■ SET PROBLEM ■
Below are records; print only the lines from the line containing "Enumerate this screenshot's" to the end, both included, reproduced exactly and without the pictures.

■ Chart and figure data ■
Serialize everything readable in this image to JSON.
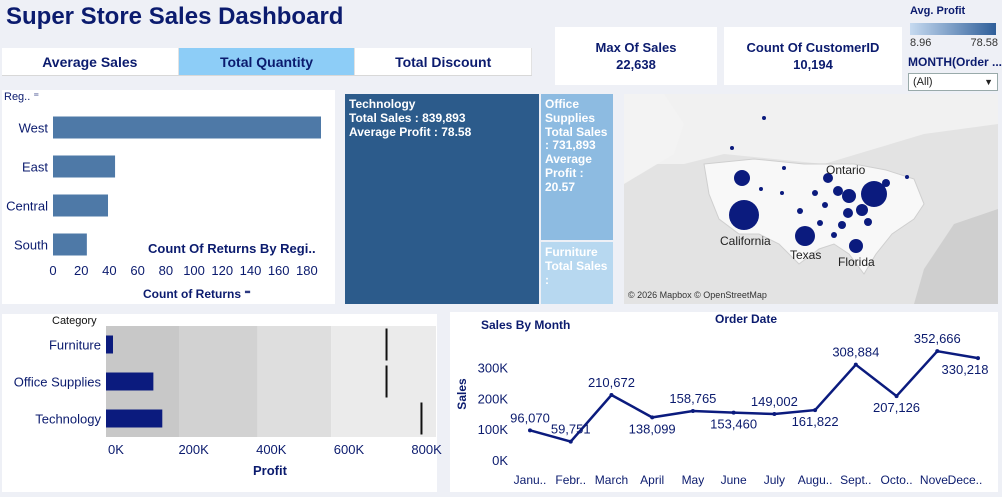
{
  "title": "Super Store Sales Dashboard",
  "tabs": [
    "Average Sales",
    "Total Quantity",
    "Total Discount"
  ],
  "active_tab": 1,
  "kpis": {
    "max_sales_label": "Max Of Sales",
    "max_sales_value": "22,638",
    "customer_label": "Count Of CustomerID",
    "customer_value": "10,194"
  },
  "legend": {
    "title": "Avg. Profit",
    "min": "8.96",
    "max": "78.58"
  },
  "filter": {
    "label": "MONTH(Order ...",
    "value": "(All)"
  },
  "treemap": {
    "tiles": [
      {
        "name": "Technology",
        "sales": "Total Sales : 839,893",
        "profit": "Average Profit : 78.58",
        "color": "#2c5b8b"
      },
      {
        "name": "Office Supplies",
        "sales": "Total Sales : 731,893",
        "profit": "Average Profit : 20.57",
        "color": "#8dbbe1"
      },
      {
        "name": "Furniture",
        "sales": "Total Sales :",
        "profit": "",
        "color": "#b7d8f0"
      }
    ]
  },
  "map": {
    "labels": [
      "Ontario",
      "California",
      "Texas",
      "Florida"
    ],
    "credit": "© 2026 Mapbox © OpenStreetMap"
  },
  "chart_data": [
    {
      "type": "bar",
      "title": "Count Of Returns By Regi..",
      "xlabel": "Count of Returns",
      "ylabel": "Reg..",
      "categories": [
        "West",
        "East",
        "Central",
        "South"
      ],
      "values": [
        190,
        44,
        39,
        24
      ],
      "xlim": [
        0,
        190
      ],
      "ticks": [
        "0",
        "20",
        "40",
        "60",
        "80",
        "100",
        "120",
        "140",
        "160",
        "180"
      ],
      "color": "#4e79a7"
    },
    {
      "type": "bar",
      "title": "",
      "xlabel": "Profit",
      "ylabel": "Category",
      "categories": [
        "Furniture",
        "Office Supplies",
        "Technology"
      ],
      "values": [
        18000,
        122000,
        145000
      ],
      "xlim": [
        0,
        850000
      ],
      "ticks": [
        "0K",
        "200K",
        "400K",
        "600K",
        "800K"
      ],
      "color": "#0b1b7e"
    },
    {
      "type": "line",
      "title": "Sales By Month",
      "xlabel": "Order Date",
      "ylabel": "Sales",
      "categories": [
        "Janu..",
        "Febr..",
        "March",
        "April",
        "May",
        "June",
        "July",
        "Augu..",
        "Sept..",
        "Octo..",
        "Nove..",
        "Dece.."
      ],
      "values": [
        96070,
        59751,
        210672,
        138099,
        158765,
        153460,
        149002,
        161822,
        308884,
        207126,
        352666,
        330218
      ],
      "labels": [
        "96,070",
        "59,751",
        "210,672",
        "138,099",
        "158,765",
        "153,460",
        "149,002",
        "161,822",
        "308,884",
        "207,126",
        "352,666",
        "330,218"
      ],
      "ylim": [
        0,
        350000
      ],
      "ticks": [
        "0K",
        "100K",
        "200K",
        "300K"
      ],
      "color": "#0b1b7e"
    }
  ]
}
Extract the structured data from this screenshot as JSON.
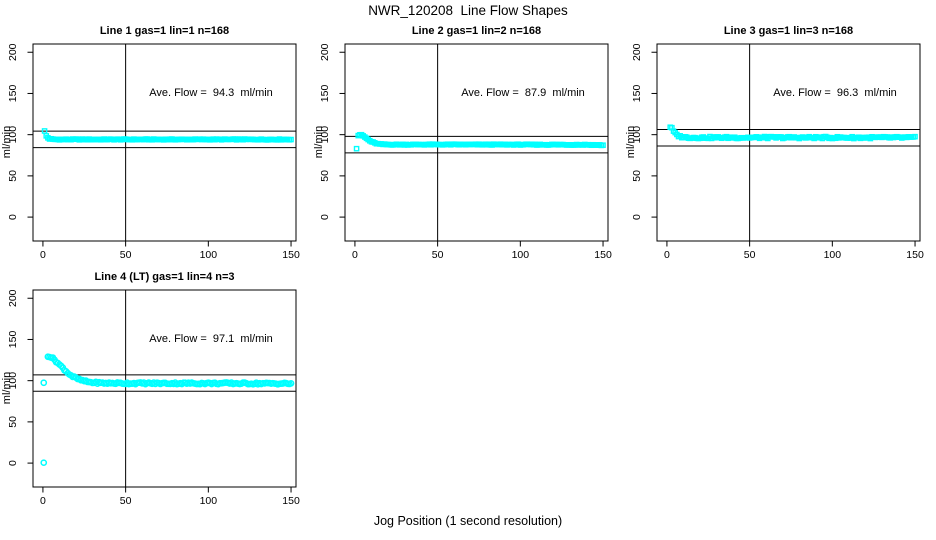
{
  "figure": {
    "title": "NWR_120208  Line Flow Shapes",
    "xlabel": "Jog Position (1 second resolution)",
    "background_color": "#ffffff",
    "marker_color": "#00ffff",
    "axis_color": "#000000"
  },
  "chart_data": [
    {
      "type": "scatter",
      "title": "Line 1 gas=1 lin=1 n=168",
      "annotation": "Ave. Flow =  94.3  ml/min",
      "ave_flow_ml_min": 94.3,
      "ylabel": "ml/min",
      "x_ticks": [
        0,
        50,
        100,
        150
      ],
      "y_ticks": [
        0,
        50,
        100,
        150,
        200
      ],
      "xlim": [
        -6,
        153
      ],
      "ylim": [
        -29,
        210
      ],
      "ref_vline_x": 50,
      "ref_hlines_y": [
        104.3,
        84.3
      ],
      "marker": {
        "shape": "square",
        "size": 4.2
      },
      "isolated_points": [
        [
          1,
          104.5
        ]
      ],
      "band": {
        "x_start": 2,
        "x_end": 150,
        "noise": 0.5,
        "anchors": [
          [
            2,
            98.5
          ],
          [
            3,
            96.2
          ],
          [
            4,
            95.0
          ],
          [
            6,
            94.4
          ],
          [
            10,
            94.2
          ],
          [
            80,
            94.2
          ],
          [
            150,
            94.2
          ]
        ]
      }
    },
    {
      "type": "scatter",
      "title": "Line 2 gas=1 lin=2 n=168",
      "annotation": "Ave. Flow =  87.9  ml/min",
      "ave_flow_ml_min": 87.9,
      "ylabel": "ml/min",
      "x_ticks": [
        0,
        50,
        100,
        150
      ],
      "y_ticks": [
        0,
        50,
        100,
        150,
        200
      ],
      "xlim": [
        -6,
        153
      ],
      "ylim": [
        -29,
        210
      ],
      "ref_vline_x": 50,
      "ref_hlines_y": [
        97.9,
        77.9
      ],
      "marker": {
        "shape": "square",
        "size": 4.2
      },
      "isolated_points": [
        [
          1,
          83
        ]
      ],
      "band": {
        "x_start": 2,
        "x_end": 150,
        "noise": 0.5,
        "anchors": [
          [
            2,
            99.0
          ],
          [
            3,
            100.0
          ],
          [
            4,
            99.5
          ],
          [
            5,
            98.5
          ],
          [
            6,
            97.0
          ],
          [
            7,
            95.5
          ],
          [
            8,
            94.0
          ],
          [
            9,
            92.5
          ],
          [
            10,
            91.5
          ],
          [
            12,
            89.8
          ],
          [
            14,
            88.8
          ],
          [
            16,
            88.3
          ],
          [
            20,
            88.0
          ],
          [
            80,
            88.0
          ],
          [
            140,
            87.8
          ],
          [
            148,
            87.4
          ],
          [
            150,
            87.2
          ]
        ]
      }
    },
    {
      "type": "scatter",
      "title": "Line 3 gas=1 lin=3 n=168",
      "annotation": "Ave. Flow =  96.3  ml/min",
      "ave_flow_ml_min": 96.3,
      "ylabel": "ml/min",
      "x_ticks": [
        0,
        50,
        100,
        150
      ],
      "y_ticks": [
        0,
        50,
        100,
        150,
        200
      ],
      "xlim": [
        -6,
        153
      ],
      "ylim": [
        -29,
        210
      ],
      "ref_vline_x": 50,
      "ref_hlines_y": [
        106.3,
        86.3
      ],
      "marker": {
        "shape": "square",
        "size": 4.2
      },
      "isolated_points": [],
      "band": {
        "x_start": 2,
        "x_end": 150,
        "noise": 1.2,
        "anchors": [
          [
            2,
            109.5
          ],
          [
            3,
            107.5
          ],
          [
            4,
            104.0
          ],
          [
            5,
            101.5
          ],
          [
            6,
            99.8
          ],
          [
            7,
            98.6
          ],
          [
            8,
            97.8
          ],
          [
            10,
            97.0
          ],
          [
            12,
            96.7
          ],
          [
            15,
            96.5
          ],
          [
            80,
            96.5
          ],
          [
            150,
            96.4
          ]
        ]
      }
    },
    {
      "type": "scatter",
      "title": "Line 4 (LT) gas=1 lin=4 n=3",
      "annotation": "Ave. Flow =  97.1  ml/min",
      "ave_flow_ml_min": 97.1,
      "ylabel": "ml/min",
      "x_ticks": [
        0,
        50,
        100,
        150
      ],
      "y_ticks": [
        0,
        50,
        100,
        150,
        200
      ],
      "xlim": [
        -6,
        153
      ],
      "ylim": [
        -29,
        210
      ],
      "ref_vline_x": 50,
      "ref_hlines_y": [
        107.1,
        87.1
      ],
      "marker": {
        "shape": "circle",
        "size": 5.2
      },
      "isolated_points": [
        [
          0.5,
          0.5
        ],
        [
          0.5,
          97.5
        ]
      ],
      "band": {
        "x_start": 3,
        "x_end": 150,
        "noise": 1.1,
        "anchors": [
          [
            3,
            130.0
          ],
          [
            4,
            129.5
          ],
          [
            5,
            128.5
          ],
          [
            6,
            127.0
          ],
          [
            7,
            125.5
          ],
          [
            8,
            123.5
          ],
          [
            9,
            121.5
          ],
          [
            10,
            119.5
          ],
          [
            11,
            117.5
          ],
          [
            12,
            115.5
          ],
          [
            13,
            113.5
          ],
          [
            14,
            111.5
          ],
          [
            15,
            109.5
          ],
          [
            16,
            108.0
          ],
          [
            17,
            106.5
          ],
          [
            18,
            105.0
          ],
          [
            19,
            104.0
          ],
          [
            20,
            103.0
          ],
          [
            22,
            101.2
          ],
          [
            24,
            100.0
          ],
          [
            26,
            99.0
          ],
          [
            28,
            98.3
          ],
          [
            30,
            97.8
          ],
          [
            35,
            97.2
          ],
          [
            40,
            97.0
          ],
          [
            60,
            96.8
          ],
          [
            100,
            96.8
          ],
          [
            150,
            96.5
          ]
        ]
      }
    }
  ]
}
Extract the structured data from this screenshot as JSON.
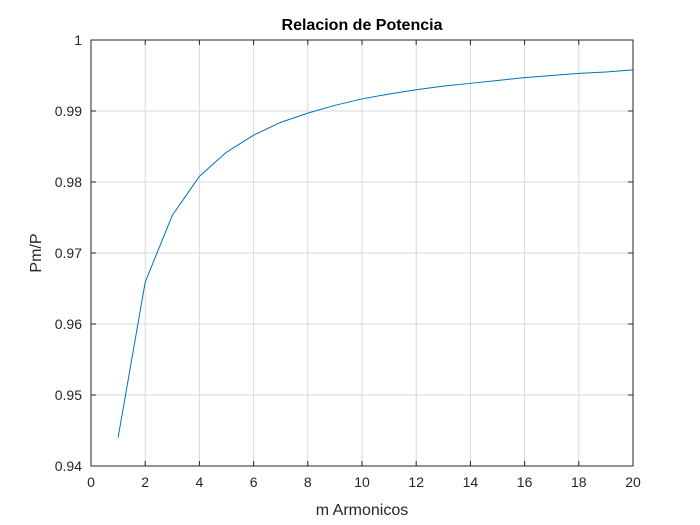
{
  "chart_data": {
    "type": "line",
    "title": "Relacion de Potencia",
    "xlabel": "m Armonicos",
    "ylabel": "Pm/P",
    "xlim": [
      0,
      20
    ],
    "ylim": [
      0.94,
      1
    ],
    "xticks": [
      0,
      2,
      4,
      6,
      8,
      10,
      12,
      14,
      16,
      18,
      20
    ],
    "xtick_labels": [
      "0",
      "2",
      "4",
      "6",
      "8",
      "10",
      "12",
      "14",
      "16",
      "18",
      "20"
    ],
    "yticks": [
      0.94,
      0.95,
      0.96,
      0.97,
      0.98,
      0.99,
      1
    ],
    "ytick_labels": [
      "0.94",
      "0.95",
      "0.96",
      "0.97",
      "0.98",
      "0.99",
      "1"
    ],
    "grid": true,
    "series": [
      {
        "name": "Pm/P",
        "color": "#0072BD",
        "x": [
          1,
          2,
          3,
          4,
          5,
          6,
          7,
          8,
          9,
          10,
          11,
          12,
          13,
          14,
          15,
          16,
          17,
          18,
          19,
          20
        ],
        "y": [
          0.944,
          0.9659,
          0.9753,
          0.9808,
          0.9842,
          0.9866,
          0.9884,
          0.9897,
          0.9908,
          0.9917,
          0.9924,
          0.993,
          0.9935,
          0.9939,
          0.9943,
          0.9947,
          0.995,
          0.9953,
          0.9955,
          0.9958
        ]
      }
    ]
  },
  "colors": {
    "axis": "#262626",
    "grid": "#d9d9d9",
    "background": "#ffffff"
  }
}
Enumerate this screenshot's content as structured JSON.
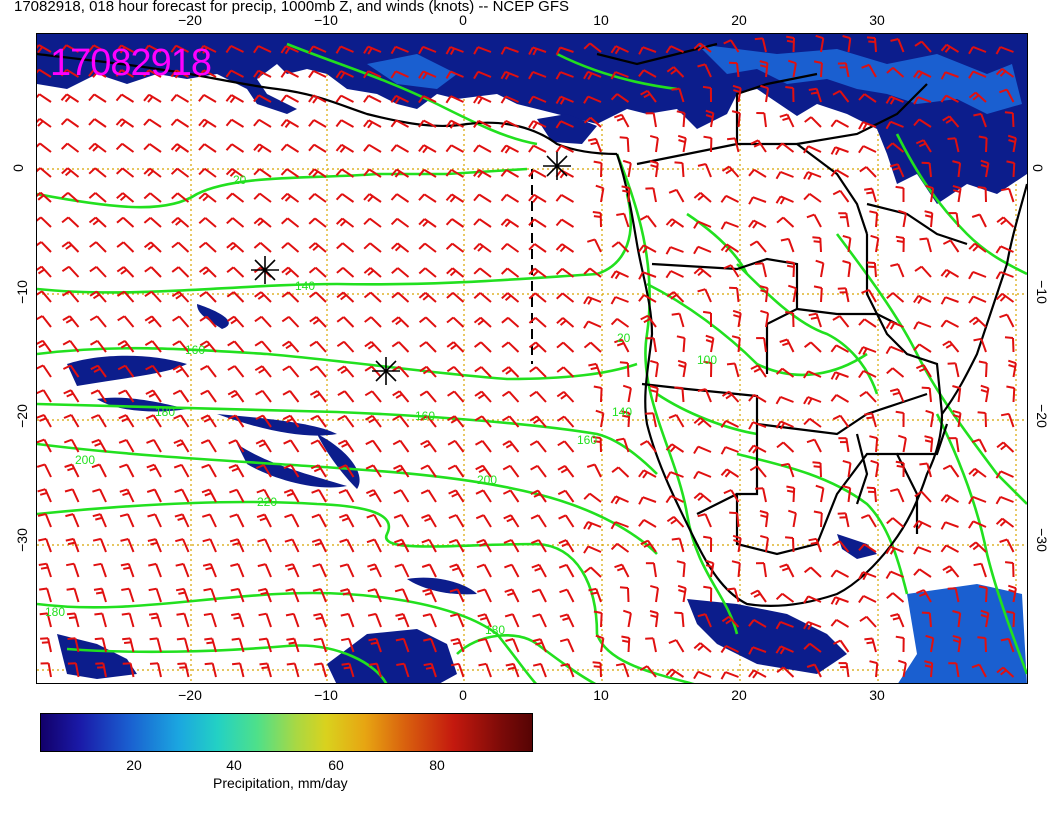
{
  "title": "17082918, 018 hour forecast for precip, 1000mb Z, and winds (knots) -- NCEP GFS",
  "date_stamp": "17082918",
  "axes": {
    "lon_ticks": [
      "−20",
      "−10",
      "0",
      "10",
      "20",
      "30"
    ],
    "lat_ticks": [
      "0",
      "−10",
      "−20",
      "−30"
    ],
    "lon_range": [
      -30,
      41
    ],
    "lat_range": [
      -41,
      10
    ]
  },
  "contour_labels": [
    "20",
    "140",
    "160",
    "180",
    "200",
    "220",
    "160",
    "180",
    "200",
    "140",
    "160",
    "180",
    "100",
    "20"
  ],
  "colorbar": {
    "ticks": [
      "20",
      "40",
      "60",
      "80"
    ],
    "label": "Precipitation, mm/day",
    "range": [
      0,
      100
    ]
  },
  "colors": {
    "contour": "#22e01f",
    "wind_barb": "#e01010",
    "graticule": "#d8a500",
    "date_stamp": "#ff00ff",
    "precip_dark": "#0c1d8c",
    "precip_mid": "#1a5fd0"
  },
  "markers": {
    "icon": "asterisk-marker-icon",
    "count": 3
  }
}
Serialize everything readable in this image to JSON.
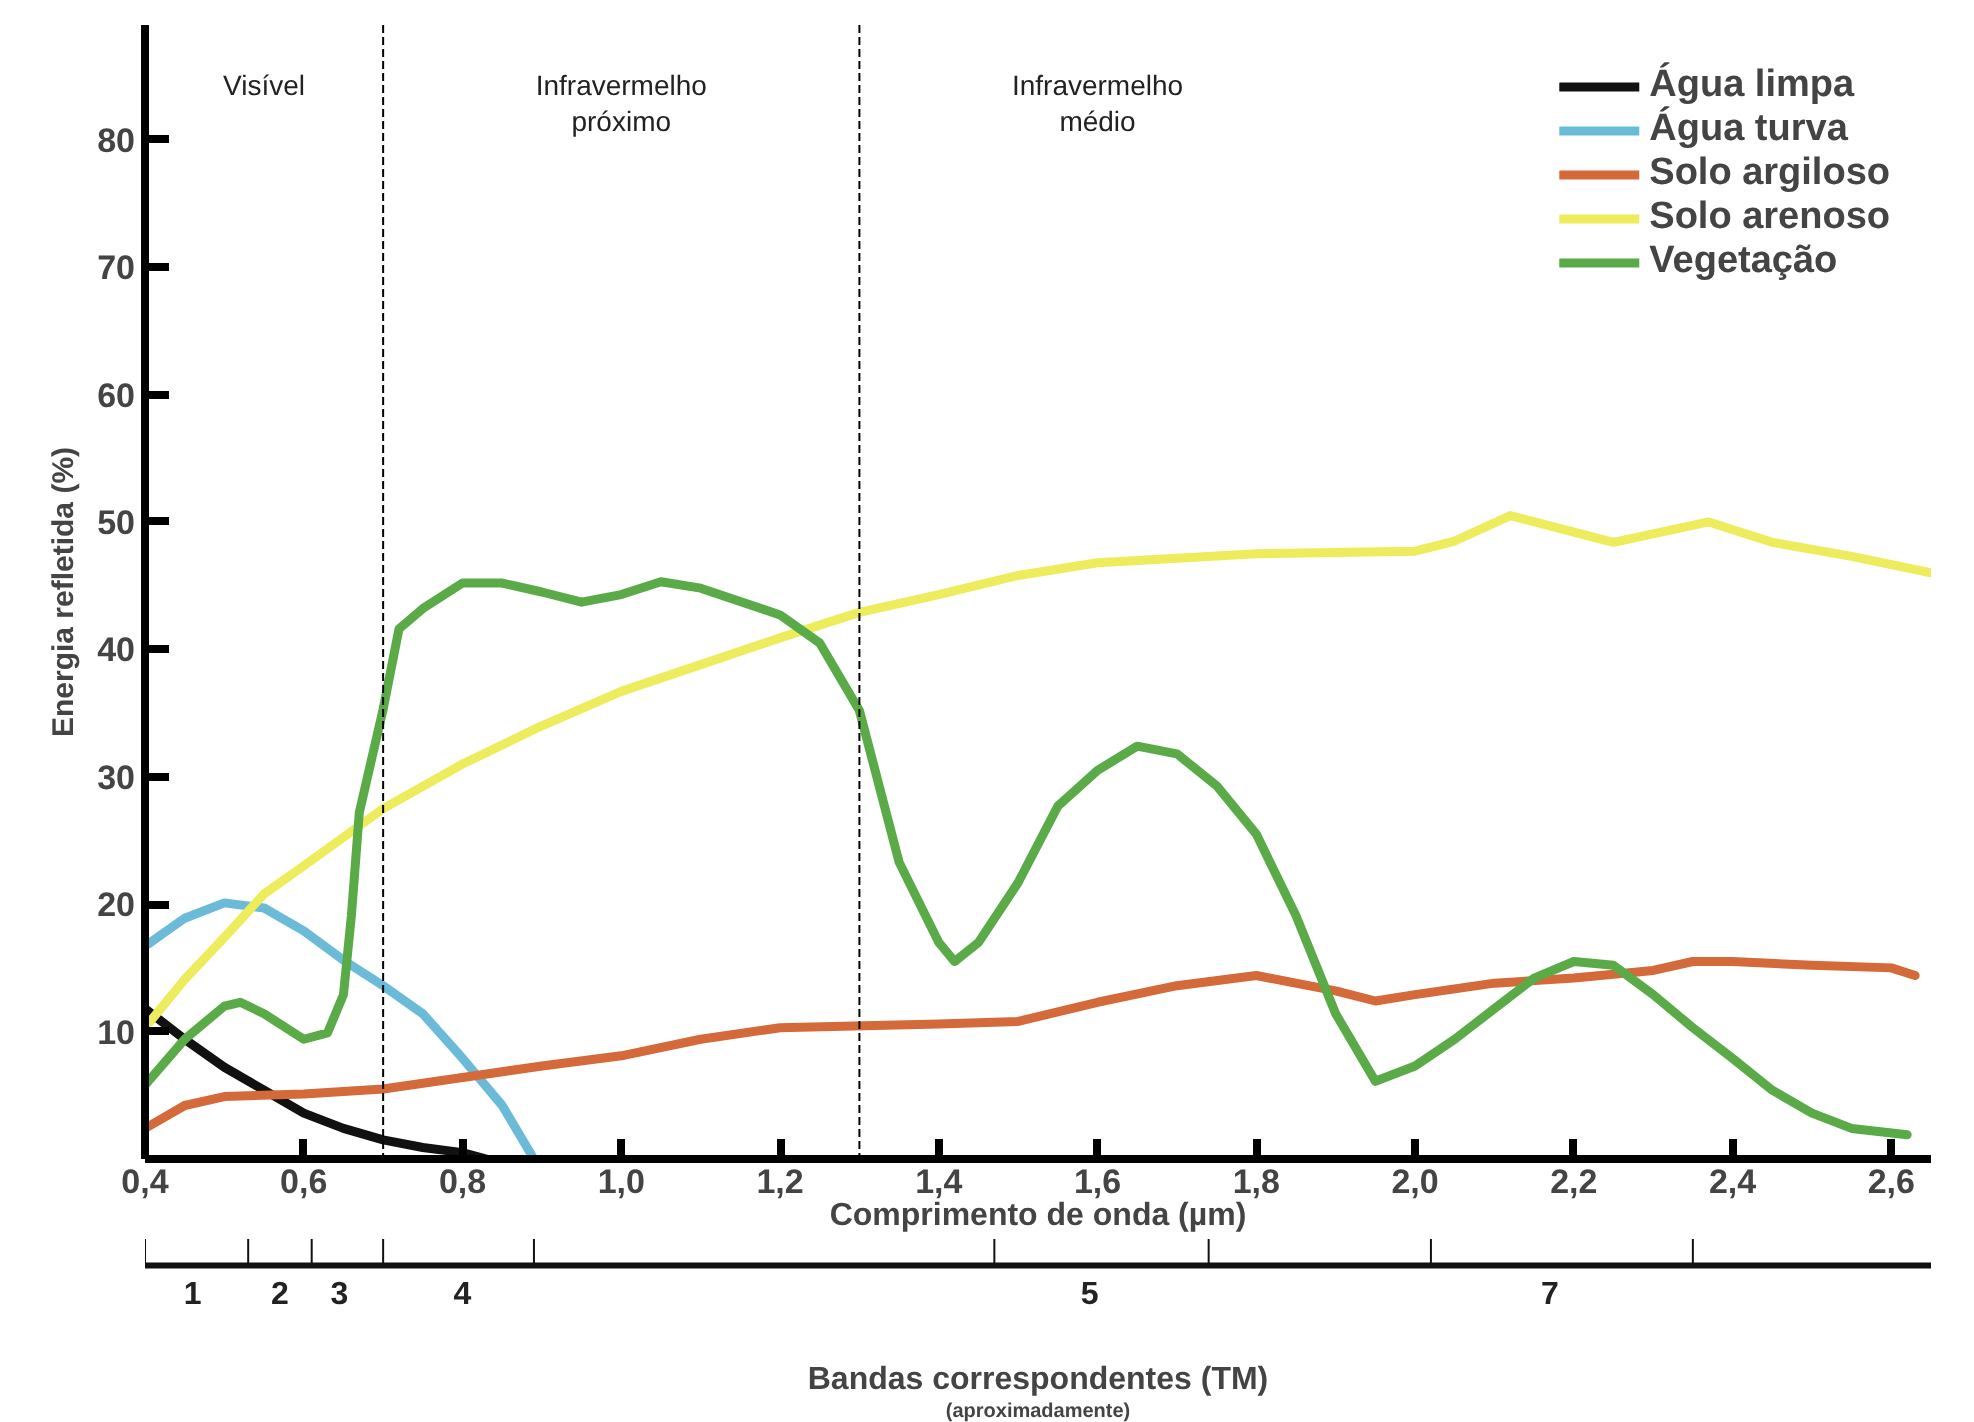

■ REPLY TO THE TASK ■
Enumerate this screenshot's content as structured JSON.
{
  "title": "17082918, 018 hour forecast for precip, 1000mb Z, and winds (knots) -- NCEP GFS",
  "date_stamp": "17082918",
  "axes": {
    "lon_ticks": [
      "−20",
      "−10",
      "0",
      "10",
      "20",
      "30"
    ],
    "lat_ticks": [
      "0",
      "−10",
      "−20",
      "−30"
    ],
    "lon_range": [
      -30,
      41
    ],
    "lat_range": [
      -41,
      10
    ]
  },
  "contour_labels": [
    "20",
    "140",
    "160",
    "180",
    "200",
    "220",
    "160",
    "180",
    "200",
    "140",
    "160",
    "180",
    "100",
    "20"
  ],
  "colorbar": {
    "ticks": [
      "20",
      "40",
      "60",
      "80"
    ],
    "label": "Precipitation, mm/day",
    "range": [
      0,
      100
    ]
  },
  "colors": {
    "contour": "#22e01f",
    "wind_barb": "#e01010",
    "graticule": "#d8a500",
    "date_stamp": "#ff00ff",
    "precip_dark": "#0c1d8c",
    "precip_mid": "#1a5fd0"
  },
  "markers": {
    "icon": "asterisk-marker-icon",
    "count": 3
  }
}
Serialize everything readable in this image to JSON.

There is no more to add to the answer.